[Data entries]

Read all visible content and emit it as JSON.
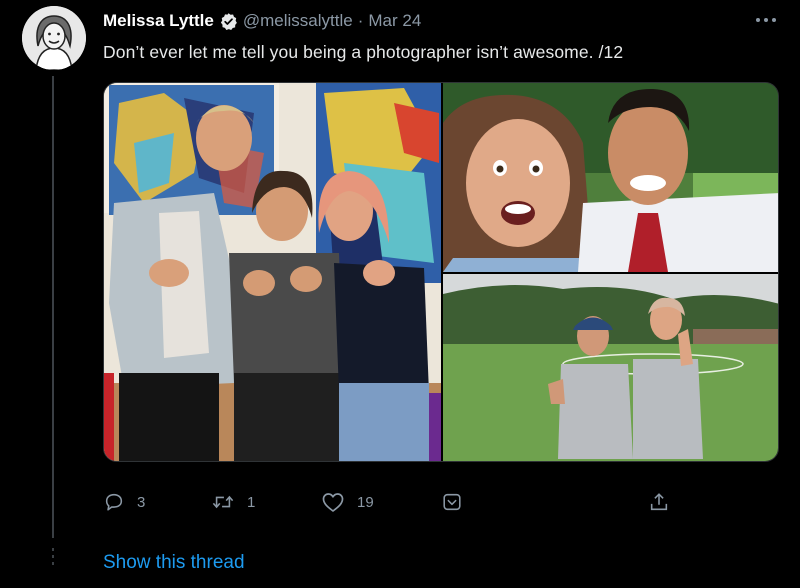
{
  "author": {
    "display_name": "Melissa Lyttle",
    "handle": "@melissalyttle",
    "separator": "·",
    "date": "Mar 24",
    "verified": true
  },
  "tweet": {
    "text": "Don’t ever let me tell you being a photographer isn’t awesome.  /12"
  },
  "media": {
    "photos": [
      {
        "name": "photo-three-people-thumbs-up"
      },
      {
        "name": "photo-selfie-two-people"
      },
      {
        "name": "photo-two-people-on-field"
      }
    ]
  },
  "actions": {
    "reply_count": "3",
    "retweet_count": "1",
    "like_count": "19"
  },
  "thread": {
    "show_label": "Show this thread"
  },
  "colors": {
    "background": "#000000",
    "text": "#e7e9ea",
    "muted": "#8b98a5",
    "accent": "#1d9bf0"
  },
  "icons": [
    "verified-badge-icon",
    "more-icon",
    "reply-icon",
    "retweet-icon",
    "like-icon",
    "share-dm-icon",
    "share-icon"
  ]
}
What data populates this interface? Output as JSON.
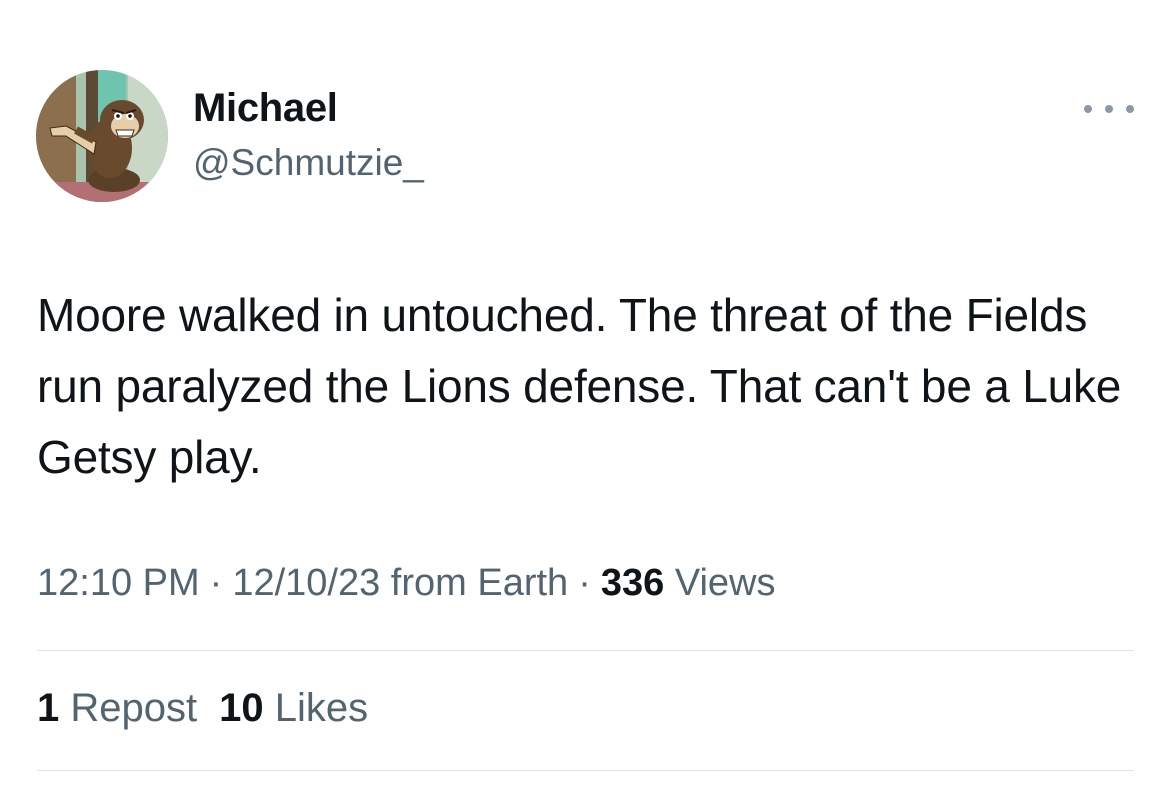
{
  "author": {
    "display_name": "Michael",
    "handle": "@Schmutzie_",
    "avatar_icon": "cartoon-monkey-avatar"
  },
  "more_icon": "more-horizontal-icon",
  "tweet": {
    "text": "Moore walked in untouched. The threat of the Fields run paralyzed the Lions defense. That can't be a Luke Getsy play."
  },
  "meta": {
    "time": "12:10 PM",
    "separator": "·",
    "date": "12/10/23",
    "location": "from Earth",
    "views_count": "336",
    "views_label": "Views"
  },
  "stats": {
    "reposts_count": "1",
    "reposts_label": "Repost",
    "likes_count": "10",
    "likes_label": "Likes"
  },
  "colors": {
    "text_primary": "#0f1419",
    "text_secondary": "#536471",
    "divider": "#e1e6ea",
    "background": "#ffffff"
  }
}
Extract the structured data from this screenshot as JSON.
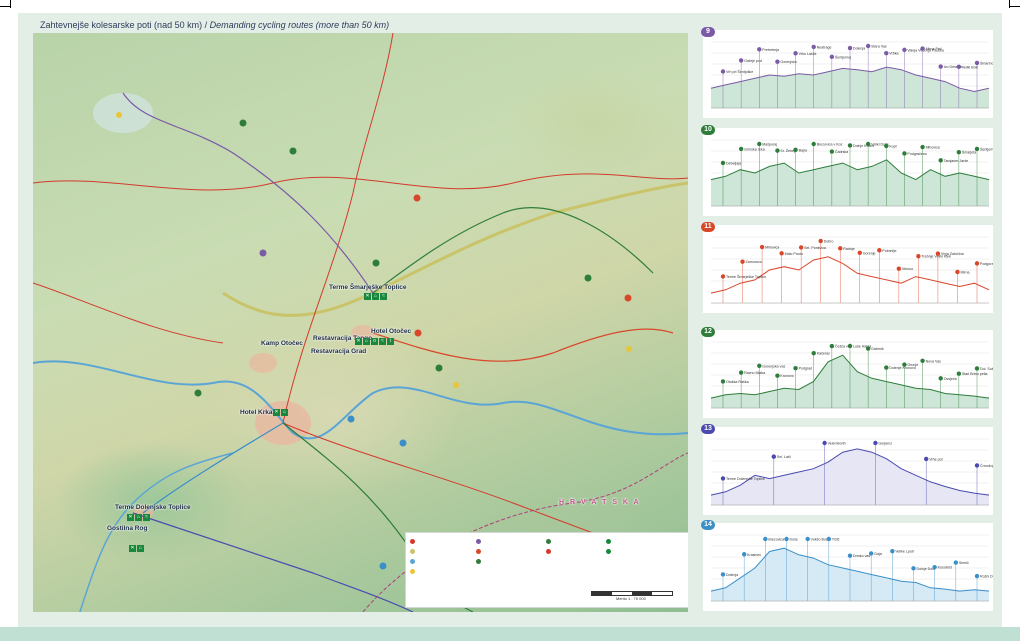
{
  "title": {
    "slovene": "Zahtevnejše kolesarske poti (nad 50 km) / ",
    "english": "Demanding cycling routes (more than 50 km)"
  },
  "map": {
    "places": {
      "terme_smarjeske": "Terme Šmarješke Toplice",
      "hotel_otocec": "Hotel Otočec",
      "kamp_otocec": "Kamp Otočec",
      "restavracija_tango": "Restavracija Tango",
      "restavracija_grad": "Restavracija Grad",
      "hotel_krka": "Hotel Krka",
      "terme_dolenjske": "Terme Dolenjske Toplice",
      "gostilna_rog": "Gostilna Rog",
      "hrvatska": "H R V A T S K A"
    },
    "scale_label": "Merilo 1 : 75 000"
  },
  "profiles": [
    {
      "id": "9",
      "color": "#7b5aa6",
      "fill": "#cde6d7",
      "stations": [
        "Vrh pri Šentjoške",
        "Gabrje pod",
        "Pretreterja",
        "Gorenjsko",
        "Vrhu Laščk",
        "Nuatrage",
        "Šentjernej",
        "Dolenja",
        "Stara Vas",
        "Vrbka",
        "Valeja Vodovja Pauliša",
        "Mirna Peč",
        "Ivo Desnice",
        "Veliki Bnik",
        "Šmartno"
      ]
    },
    {
      "id": "10",
      "color": "#2e7d3a",
      "fill": "#cde6d7",
      "stations": [
        "Debeljaja",
        "Grmska reka",
        "Mašporaj",
        "Sr. Žeheje",
        "Bajra",
        "Brezovica v Koz",
        "Čadrska",
        "Dolnje Kosmi",
        "Veliki Dolis",
        "Kopt",
        "Podgračeno",
        "Mihovica",
        "Tamjaner Jarše",
        "Šmarjeta",
        "Šentjernej"
      ]
    },
    {
      "id": "11",
      "color": "#d9472b",
      "fill": "#ffffff",
      "stations": [
        "Terme Šmarješke Toplice",
        "Zamurovo",
        "Mihovica",
        "Malo Prudo",
        "Sel. Ponkvica",
        "Dobro",
        "Radnje",
        "Gorenje",
        "Pobrežje",
        "Vrhovo",
        "Trebnje Veliki Klek",
        "Vinja Zatočina",
        "Mirna",
        "Podgora"
      ]
    },
    {
      "id": "12",
      "color": "#2e7d3a",
      "fill": "#cde6d7",
      "stations": [
        "Otoška Raška",
        "Ravno Mlaka",
        "Gorenjska vas",
        "Kronovo",
        "Podgrad",
        "Kačerac",
        "Češča vas",
        "Luše Halda",
        "Gabrnik",
        "Dolenje Kronovo",
        "Grunje",
        "Nova Vas",
        "Ovsječa",
        "Stari Brtno pelia",
        "Dol. Sušice"
      ]
    },
    {
      "id": "13",
      "color": "#4a4ab0",
      "fill": "#e6e6f5",
      "stations": [
        "Terme Dolenjske Toplice",
        "Sel. Laši",
        "Velemborih",
        "Gorjanci",
        "Vrhe pot",
        "Črmošnjice"
      ]
    },
    {
      "id": "14",
      "color": "#3b8fc8",
      "fill": "#d6eaf6",
      "stations": [
        "Dolenja",
        "Krasinec",
        "Brezovica",
        "Duše",
        "Vokšo Bosn",
        "Tržič",
        "Drmko vas",
        "Gaja",
        "Velike Ljudi",
        "Dolnje Dole",
        "Kosobrst",
        "Semič",
        "Rožni Dol"
      ]
    }
  ]
}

▸ WRITTEN REQUEST:
Filter the entries above down to the lines containing the word "from".

▸ REPLY:
    "location": "from Earth",
Extract the structured data from this screenshot as JSON.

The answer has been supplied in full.